DESCRIPTION OF THE TASK: Reproduce verbatim the entries from their first line through the line containing "message-field[interactable]: Message xyxy=(31,1421,1048,1574)", including that line, and nothing else.

::: RECORDS FOR THIS TASK

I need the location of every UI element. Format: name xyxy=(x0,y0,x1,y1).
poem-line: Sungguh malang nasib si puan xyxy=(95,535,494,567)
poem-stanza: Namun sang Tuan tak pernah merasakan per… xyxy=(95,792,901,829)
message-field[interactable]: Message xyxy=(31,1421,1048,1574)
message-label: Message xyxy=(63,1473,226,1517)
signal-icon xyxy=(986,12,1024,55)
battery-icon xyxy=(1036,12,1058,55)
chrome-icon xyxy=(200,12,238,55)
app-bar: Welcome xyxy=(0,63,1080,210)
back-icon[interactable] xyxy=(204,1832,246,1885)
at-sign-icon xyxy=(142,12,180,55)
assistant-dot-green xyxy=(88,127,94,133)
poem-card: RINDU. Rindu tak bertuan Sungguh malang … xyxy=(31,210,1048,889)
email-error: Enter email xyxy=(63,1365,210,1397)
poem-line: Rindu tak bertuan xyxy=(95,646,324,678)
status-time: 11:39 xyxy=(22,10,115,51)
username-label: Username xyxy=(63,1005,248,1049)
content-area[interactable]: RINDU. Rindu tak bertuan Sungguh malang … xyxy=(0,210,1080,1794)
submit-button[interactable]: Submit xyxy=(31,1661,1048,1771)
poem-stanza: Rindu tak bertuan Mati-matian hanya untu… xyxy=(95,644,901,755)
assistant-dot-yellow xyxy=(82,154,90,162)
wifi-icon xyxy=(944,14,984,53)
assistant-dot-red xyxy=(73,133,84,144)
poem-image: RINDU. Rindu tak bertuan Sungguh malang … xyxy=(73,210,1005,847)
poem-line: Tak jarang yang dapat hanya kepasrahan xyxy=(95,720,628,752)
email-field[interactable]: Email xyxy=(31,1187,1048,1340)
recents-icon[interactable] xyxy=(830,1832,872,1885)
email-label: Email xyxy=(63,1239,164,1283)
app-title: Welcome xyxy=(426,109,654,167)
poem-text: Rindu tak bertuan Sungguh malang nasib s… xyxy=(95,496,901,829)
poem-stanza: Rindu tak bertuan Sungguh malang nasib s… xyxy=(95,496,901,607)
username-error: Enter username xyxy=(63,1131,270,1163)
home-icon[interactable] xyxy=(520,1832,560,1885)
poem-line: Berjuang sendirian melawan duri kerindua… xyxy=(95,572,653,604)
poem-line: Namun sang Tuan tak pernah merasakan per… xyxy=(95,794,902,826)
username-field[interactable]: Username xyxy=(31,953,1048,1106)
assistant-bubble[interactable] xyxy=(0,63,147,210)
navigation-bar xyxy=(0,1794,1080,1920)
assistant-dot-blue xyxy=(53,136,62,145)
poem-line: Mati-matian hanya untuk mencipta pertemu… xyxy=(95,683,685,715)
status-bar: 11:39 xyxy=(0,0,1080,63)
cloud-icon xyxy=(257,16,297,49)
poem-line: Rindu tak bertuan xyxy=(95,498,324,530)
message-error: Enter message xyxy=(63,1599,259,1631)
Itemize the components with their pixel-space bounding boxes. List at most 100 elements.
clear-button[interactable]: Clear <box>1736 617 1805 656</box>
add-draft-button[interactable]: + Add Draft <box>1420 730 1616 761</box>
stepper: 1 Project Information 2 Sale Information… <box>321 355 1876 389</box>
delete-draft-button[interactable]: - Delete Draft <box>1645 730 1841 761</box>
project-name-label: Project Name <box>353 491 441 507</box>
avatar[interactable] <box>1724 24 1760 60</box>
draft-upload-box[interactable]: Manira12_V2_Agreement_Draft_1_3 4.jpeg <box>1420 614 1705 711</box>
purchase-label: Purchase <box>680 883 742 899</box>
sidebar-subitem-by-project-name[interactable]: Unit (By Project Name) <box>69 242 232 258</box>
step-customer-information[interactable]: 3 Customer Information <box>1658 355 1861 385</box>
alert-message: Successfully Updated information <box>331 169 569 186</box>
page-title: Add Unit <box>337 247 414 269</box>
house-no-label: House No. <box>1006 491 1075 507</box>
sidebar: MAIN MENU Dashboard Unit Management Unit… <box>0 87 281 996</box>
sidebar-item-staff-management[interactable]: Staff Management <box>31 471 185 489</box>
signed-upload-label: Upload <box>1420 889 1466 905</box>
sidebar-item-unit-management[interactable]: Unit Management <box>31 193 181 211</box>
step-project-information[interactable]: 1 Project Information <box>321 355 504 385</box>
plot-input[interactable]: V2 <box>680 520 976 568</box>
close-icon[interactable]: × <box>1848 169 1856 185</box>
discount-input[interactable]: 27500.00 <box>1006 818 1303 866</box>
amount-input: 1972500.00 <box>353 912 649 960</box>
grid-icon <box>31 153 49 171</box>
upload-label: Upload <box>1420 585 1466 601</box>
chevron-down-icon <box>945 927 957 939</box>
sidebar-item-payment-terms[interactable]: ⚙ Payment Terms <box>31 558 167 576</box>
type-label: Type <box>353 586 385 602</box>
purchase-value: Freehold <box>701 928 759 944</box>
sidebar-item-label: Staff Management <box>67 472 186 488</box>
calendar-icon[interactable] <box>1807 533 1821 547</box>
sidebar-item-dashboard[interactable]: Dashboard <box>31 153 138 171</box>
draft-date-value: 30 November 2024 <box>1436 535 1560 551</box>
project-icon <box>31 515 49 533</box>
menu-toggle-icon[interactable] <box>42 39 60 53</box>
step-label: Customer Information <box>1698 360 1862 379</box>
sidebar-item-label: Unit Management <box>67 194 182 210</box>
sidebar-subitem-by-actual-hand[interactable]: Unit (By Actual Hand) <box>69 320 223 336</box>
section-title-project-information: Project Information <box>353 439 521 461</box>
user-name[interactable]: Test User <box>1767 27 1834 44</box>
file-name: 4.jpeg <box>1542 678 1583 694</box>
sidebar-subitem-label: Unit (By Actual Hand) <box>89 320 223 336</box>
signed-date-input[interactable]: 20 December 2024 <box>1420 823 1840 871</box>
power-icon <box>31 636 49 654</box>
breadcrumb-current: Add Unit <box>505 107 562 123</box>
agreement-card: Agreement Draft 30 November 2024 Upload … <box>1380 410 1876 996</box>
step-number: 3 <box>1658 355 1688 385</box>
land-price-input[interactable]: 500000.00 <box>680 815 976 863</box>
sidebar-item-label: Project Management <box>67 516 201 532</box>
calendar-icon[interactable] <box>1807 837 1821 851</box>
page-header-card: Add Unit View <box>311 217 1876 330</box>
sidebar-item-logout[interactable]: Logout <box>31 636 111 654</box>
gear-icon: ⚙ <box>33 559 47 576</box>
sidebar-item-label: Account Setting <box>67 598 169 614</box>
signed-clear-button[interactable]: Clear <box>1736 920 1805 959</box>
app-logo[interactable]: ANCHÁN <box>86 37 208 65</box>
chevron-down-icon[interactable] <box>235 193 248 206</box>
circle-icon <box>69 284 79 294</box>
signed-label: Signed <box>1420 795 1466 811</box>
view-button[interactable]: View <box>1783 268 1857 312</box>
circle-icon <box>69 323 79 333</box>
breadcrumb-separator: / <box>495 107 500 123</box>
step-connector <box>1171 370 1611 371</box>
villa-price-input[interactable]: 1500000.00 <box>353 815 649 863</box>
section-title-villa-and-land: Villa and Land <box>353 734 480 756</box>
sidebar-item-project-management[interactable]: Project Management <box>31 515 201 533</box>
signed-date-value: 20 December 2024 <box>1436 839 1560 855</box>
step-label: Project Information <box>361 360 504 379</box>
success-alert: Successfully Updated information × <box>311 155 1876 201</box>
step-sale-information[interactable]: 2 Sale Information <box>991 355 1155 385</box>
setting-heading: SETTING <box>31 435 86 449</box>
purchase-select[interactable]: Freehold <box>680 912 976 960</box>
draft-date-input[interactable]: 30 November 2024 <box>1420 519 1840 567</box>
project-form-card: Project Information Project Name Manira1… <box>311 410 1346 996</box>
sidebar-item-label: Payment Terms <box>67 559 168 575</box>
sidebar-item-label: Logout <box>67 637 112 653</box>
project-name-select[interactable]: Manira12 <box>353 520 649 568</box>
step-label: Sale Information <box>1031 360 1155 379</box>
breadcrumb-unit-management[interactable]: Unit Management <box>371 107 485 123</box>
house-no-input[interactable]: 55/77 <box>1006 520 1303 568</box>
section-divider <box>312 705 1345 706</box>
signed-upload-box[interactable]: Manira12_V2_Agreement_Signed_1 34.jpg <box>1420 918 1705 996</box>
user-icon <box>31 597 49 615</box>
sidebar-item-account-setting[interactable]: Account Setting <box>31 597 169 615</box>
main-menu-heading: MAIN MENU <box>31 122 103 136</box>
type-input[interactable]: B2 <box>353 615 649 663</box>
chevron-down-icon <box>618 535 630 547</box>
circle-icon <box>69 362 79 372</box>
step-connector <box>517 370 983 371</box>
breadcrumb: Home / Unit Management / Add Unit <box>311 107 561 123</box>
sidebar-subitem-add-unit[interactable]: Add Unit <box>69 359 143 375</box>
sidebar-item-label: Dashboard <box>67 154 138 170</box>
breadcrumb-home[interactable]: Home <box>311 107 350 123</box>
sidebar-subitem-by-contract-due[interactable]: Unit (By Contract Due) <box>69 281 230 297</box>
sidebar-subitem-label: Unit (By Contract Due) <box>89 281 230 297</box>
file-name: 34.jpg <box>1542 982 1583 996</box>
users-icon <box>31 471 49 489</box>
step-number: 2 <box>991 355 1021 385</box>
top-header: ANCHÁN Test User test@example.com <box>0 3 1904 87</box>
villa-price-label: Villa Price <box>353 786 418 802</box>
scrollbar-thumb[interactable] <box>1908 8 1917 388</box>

::::::

FINAL RESULT:
I need the location of every UI element. Format: name xyxy=(x0,y0,x1,y1).
poem-line: Sungguh malang nasib si puan xyxy=(95,535,494,567)
poem-stanza: Namun sang Tuan tak pernah merasakan per… xyxy=(95,792,901,829)
message-field[interactable]: Message xyxy=(31,1421,1048,1574)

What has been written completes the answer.